**STATED EXERCISE:**
Each line in the entries below that holds the string "title" is to be listed.

(Records from a collection of figures)
########

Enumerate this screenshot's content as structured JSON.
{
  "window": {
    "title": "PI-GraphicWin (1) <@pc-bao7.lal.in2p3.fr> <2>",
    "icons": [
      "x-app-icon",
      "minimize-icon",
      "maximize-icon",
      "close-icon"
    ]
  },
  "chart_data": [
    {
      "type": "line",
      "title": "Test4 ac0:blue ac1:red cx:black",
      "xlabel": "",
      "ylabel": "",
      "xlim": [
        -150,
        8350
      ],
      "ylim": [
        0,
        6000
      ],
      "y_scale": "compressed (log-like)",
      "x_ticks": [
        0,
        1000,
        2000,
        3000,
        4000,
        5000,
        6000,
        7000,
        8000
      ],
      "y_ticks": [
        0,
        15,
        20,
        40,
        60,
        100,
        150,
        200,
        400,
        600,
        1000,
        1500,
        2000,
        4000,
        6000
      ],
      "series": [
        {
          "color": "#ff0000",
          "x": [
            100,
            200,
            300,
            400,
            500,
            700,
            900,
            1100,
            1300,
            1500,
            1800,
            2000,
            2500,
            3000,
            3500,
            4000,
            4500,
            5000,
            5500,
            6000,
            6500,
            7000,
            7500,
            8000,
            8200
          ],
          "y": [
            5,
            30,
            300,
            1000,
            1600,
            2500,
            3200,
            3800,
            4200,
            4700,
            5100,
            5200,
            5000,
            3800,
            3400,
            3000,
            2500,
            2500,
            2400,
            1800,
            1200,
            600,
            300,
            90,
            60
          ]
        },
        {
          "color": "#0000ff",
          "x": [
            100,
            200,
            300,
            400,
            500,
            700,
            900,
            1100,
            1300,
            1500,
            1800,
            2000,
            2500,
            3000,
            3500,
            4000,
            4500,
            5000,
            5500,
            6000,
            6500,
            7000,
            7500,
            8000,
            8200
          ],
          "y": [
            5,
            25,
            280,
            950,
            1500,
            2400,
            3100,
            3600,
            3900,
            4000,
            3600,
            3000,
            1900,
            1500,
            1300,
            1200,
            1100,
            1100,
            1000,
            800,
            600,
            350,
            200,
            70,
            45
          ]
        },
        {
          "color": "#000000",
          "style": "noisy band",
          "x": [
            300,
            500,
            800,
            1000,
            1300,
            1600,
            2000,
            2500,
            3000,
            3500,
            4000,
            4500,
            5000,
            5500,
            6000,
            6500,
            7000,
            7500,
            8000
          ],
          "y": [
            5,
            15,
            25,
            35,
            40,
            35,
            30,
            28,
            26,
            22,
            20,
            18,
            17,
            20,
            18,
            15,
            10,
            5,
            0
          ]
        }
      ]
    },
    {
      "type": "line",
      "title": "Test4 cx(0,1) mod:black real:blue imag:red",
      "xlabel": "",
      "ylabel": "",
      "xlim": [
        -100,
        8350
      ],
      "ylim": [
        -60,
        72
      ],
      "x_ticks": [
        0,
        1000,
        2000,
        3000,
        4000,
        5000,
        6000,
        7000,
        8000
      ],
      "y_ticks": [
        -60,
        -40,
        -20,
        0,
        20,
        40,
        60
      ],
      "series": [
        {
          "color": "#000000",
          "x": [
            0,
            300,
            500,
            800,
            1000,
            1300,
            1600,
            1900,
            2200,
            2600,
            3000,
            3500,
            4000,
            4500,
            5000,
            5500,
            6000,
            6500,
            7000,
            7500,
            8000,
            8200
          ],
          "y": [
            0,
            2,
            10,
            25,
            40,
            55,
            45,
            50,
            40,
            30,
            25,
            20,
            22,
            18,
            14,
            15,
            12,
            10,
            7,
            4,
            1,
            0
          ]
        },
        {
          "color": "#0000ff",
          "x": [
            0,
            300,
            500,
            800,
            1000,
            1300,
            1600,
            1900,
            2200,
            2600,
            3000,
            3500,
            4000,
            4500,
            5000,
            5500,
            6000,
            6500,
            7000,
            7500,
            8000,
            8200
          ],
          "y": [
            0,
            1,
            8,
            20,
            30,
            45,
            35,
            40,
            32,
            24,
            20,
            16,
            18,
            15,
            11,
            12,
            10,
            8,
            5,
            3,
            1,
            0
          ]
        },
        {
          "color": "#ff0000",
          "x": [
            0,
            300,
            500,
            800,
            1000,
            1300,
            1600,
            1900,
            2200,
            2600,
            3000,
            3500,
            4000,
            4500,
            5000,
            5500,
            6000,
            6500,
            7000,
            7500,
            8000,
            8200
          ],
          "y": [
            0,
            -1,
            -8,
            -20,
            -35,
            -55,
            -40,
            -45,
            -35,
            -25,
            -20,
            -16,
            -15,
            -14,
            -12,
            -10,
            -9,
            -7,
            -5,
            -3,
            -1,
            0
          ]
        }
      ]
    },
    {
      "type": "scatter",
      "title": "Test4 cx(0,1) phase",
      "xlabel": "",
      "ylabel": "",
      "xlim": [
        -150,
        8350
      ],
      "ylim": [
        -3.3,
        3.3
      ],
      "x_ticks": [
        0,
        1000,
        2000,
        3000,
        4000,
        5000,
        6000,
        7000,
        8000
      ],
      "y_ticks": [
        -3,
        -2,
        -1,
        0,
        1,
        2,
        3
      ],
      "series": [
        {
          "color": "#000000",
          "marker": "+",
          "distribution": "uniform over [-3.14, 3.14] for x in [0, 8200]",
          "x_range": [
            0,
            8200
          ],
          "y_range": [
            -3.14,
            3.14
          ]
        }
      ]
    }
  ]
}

########

**WRITTEN SOLUTION:**
    "title": "PI-GraphicWin (1) <@pc-bao7.lal.in2p3.fr> <2>",
      "title": "Test4 ac0:blue ac1:red cx:black",
      "title": "Test4 cx(0,1) mod:black real:blue imag:red",
      "title": "Test4 cx(0,1) phase",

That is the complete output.